◆ Available records ◆

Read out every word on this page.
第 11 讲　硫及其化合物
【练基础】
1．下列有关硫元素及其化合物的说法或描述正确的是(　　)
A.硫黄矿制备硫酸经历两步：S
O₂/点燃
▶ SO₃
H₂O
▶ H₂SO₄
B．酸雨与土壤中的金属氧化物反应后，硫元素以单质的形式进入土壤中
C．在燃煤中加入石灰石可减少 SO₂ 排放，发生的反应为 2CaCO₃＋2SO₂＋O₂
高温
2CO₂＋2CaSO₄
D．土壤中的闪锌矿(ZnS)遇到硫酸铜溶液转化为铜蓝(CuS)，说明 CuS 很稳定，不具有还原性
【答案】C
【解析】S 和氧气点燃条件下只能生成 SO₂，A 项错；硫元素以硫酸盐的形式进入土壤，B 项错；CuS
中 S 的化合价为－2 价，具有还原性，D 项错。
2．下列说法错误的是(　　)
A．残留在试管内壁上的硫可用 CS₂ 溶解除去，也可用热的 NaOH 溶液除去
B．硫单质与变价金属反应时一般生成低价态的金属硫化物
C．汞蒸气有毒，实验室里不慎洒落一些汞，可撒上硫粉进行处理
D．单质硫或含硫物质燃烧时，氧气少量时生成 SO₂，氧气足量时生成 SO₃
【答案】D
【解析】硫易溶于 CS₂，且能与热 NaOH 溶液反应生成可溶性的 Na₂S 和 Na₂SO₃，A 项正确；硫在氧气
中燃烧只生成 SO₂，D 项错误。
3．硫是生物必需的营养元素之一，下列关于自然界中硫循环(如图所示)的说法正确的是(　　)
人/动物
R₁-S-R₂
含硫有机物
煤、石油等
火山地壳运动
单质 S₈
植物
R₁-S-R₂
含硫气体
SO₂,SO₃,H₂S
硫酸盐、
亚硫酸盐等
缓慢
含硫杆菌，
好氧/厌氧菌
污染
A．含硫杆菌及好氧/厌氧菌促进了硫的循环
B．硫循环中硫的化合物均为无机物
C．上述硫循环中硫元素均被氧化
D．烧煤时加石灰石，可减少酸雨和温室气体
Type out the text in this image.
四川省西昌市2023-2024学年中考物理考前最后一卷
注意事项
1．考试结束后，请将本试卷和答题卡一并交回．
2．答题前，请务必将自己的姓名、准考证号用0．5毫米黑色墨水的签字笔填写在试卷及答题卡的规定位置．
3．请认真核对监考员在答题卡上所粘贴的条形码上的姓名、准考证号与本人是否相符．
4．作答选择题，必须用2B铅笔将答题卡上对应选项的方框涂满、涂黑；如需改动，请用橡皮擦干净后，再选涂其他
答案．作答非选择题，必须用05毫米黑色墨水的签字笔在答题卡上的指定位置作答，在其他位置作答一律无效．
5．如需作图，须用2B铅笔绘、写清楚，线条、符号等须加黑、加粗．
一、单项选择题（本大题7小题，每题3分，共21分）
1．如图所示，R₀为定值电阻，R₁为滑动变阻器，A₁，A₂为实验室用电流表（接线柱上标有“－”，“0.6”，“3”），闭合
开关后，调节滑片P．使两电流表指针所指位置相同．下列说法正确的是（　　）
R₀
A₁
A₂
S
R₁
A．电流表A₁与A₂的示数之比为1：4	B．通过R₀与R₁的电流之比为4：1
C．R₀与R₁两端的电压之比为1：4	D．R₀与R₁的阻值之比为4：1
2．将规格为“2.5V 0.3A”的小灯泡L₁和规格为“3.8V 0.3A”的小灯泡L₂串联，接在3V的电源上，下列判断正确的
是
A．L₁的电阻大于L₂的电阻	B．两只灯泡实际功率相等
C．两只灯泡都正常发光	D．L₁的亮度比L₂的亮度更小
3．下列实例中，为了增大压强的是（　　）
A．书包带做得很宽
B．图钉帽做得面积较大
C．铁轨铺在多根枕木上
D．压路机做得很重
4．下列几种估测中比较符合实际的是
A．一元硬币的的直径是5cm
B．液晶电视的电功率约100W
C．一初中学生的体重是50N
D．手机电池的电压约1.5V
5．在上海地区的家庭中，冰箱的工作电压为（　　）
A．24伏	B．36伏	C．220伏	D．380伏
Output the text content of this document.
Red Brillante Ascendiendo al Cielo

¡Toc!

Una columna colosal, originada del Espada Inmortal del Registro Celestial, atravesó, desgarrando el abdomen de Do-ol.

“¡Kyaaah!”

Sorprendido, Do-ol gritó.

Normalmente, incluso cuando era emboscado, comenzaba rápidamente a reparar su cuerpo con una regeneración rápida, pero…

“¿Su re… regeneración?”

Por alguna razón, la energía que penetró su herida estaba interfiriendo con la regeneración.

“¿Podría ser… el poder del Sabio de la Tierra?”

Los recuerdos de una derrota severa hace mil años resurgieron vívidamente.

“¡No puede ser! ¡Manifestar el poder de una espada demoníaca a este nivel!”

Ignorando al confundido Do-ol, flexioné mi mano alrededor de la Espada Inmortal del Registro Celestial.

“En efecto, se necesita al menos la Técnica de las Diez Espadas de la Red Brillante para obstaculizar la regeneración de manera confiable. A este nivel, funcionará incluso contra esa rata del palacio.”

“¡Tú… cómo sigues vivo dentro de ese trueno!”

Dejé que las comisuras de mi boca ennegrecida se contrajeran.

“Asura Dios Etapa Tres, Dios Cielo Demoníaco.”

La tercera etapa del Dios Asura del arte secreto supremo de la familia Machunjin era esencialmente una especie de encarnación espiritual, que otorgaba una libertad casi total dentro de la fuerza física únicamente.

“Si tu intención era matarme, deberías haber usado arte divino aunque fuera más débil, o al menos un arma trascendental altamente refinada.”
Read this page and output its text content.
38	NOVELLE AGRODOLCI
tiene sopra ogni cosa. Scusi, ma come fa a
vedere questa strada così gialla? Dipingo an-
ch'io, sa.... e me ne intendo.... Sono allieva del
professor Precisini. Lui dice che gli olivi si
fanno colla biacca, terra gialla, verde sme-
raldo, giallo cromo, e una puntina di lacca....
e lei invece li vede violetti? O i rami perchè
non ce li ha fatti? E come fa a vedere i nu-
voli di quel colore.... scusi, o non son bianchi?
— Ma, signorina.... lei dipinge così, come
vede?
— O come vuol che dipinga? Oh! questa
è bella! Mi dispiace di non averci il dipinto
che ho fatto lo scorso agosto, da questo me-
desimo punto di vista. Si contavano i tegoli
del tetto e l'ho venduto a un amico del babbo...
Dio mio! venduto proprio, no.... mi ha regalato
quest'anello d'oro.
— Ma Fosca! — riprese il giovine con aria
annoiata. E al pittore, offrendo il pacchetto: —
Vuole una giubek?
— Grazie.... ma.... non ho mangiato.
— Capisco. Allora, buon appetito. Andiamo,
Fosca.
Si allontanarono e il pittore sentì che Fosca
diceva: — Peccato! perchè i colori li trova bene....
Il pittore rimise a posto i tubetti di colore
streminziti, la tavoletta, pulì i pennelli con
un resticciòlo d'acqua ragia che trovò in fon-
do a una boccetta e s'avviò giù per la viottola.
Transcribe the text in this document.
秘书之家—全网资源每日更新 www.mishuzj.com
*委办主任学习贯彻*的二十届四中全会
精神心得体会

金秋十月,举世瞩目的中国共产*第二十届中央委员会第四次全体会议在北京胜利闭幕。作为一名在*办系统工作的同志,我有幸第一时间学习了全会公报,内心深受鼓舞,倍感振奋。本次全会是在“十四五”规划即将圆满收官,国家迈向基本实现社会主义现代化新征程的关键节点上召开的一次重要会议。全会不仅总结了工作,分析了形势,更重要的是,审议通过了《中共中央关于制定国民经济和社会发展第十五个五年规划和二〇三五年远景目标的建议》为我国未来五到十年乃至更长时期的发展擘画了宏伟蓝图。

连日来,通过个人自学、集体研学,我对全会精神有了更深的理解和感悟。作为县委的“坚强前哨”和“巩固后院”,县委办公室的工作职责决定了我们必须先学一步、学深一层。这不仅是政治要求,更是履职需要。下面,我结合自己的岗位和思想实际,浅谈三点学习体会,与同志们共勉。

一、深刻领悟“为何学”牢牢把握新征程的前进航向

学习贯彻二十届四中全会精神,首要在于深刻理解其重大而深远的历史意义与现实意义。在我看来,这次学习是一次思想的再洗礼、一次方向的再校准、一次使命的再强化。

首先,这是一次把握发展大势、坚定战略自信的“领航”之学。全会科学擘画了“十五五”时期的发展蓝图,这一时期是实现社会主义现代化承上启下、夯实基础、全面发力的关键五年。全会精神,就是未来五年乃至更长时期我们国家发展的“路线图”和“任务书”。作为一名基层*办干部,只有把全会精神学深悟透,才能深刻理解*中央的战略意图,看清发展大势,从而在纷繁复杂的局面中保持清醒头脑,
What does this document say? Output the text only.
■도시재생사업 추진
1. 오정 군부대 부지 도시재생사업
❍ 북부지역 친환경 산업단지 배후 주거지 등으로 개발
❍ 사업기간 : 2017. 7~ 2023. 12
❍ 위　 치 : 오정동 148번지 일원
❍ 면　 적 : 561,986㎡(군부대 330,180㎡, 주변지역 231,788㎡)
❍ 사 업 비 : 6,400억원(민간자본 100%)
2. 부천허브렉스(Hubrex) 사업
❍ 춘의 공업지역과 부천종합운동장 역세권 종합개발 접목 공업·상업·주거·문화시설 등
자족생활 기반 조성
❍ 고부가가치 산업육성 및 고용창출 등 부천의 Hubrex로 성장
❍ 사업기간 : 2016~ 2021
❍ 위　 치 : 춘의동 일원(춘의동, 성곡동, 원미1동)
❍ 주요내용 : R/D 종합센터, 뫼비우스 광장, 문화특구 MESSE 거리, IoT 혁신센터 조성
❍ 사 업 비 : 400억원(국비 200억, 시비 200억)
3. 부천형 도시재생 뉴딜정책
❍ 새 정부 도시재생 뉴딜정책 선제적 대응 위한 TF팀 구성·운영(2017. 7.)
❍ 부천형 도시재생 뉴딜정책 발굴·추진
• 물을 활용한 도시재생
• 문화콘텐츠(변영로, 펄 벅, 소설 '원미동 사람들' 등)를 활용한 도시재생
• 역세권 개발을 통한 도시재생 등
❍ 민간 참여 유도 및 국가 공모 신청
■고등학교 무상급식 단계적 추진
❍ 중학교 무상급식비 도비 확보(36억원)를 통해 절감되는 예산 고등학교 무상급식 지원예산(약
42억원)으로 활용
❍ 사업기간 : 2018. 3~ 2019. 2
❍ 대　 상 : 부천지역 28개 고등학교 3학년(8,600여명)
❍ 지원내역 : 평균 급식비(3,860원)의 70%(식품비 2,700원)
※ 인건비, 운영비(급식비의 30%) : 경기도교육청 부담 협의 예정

◆ Aim of the task ◆
Return all lines containing the word "Brillante".

◆ Worked answer ◆
Red Brillante Ascendiendo al Cielo
“En efecto, se necesita al menos la Técnica de las Diez Espadas de la Red Brillante para obstaculizar la regeneración de manera confiable. A este nivel, funcionará incluso contra esa rata del palacio.”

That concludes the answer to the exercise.